━━━ Source records ━━━

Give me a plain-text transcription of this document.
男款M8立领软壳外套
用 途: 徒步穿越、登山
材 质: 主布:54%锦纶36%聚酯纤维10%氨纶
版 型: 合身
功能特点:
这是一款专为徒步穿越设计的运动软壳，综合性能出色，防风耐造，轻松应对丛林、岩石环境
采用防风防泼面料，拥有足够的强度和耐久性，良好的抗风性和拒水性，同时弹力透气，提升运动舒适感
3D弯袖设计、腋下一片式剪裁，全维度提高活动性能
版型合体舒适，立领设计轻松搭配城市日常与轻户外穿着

━━━

→ **Instructions to follow**
Each record above should be output again exactly.

→ **Exercise output**
Give me a plain-text transcription of this document.
男款M8立领软壳外套
用 途: 徒步穿越、登山
材 质: 主布:54%锦纶36%聚酯纤维10%氨纶
版 型: 合身
功能特点:
这是一款专为徒步穿越设计的运动软壳，综合性能出色，防风耐造，轻松应对丛林、岩石环境
采用防风防泼面料，拥有足够的强度和耐久性，良好的抗风性和拒水性，同时弹力透气，提升运动舒适感
3D弯袖设计、腋下一片式剪裁，全维度提高活动性能
版型合体舒适，立领设计轻松搭配城市日常与轻户外穿着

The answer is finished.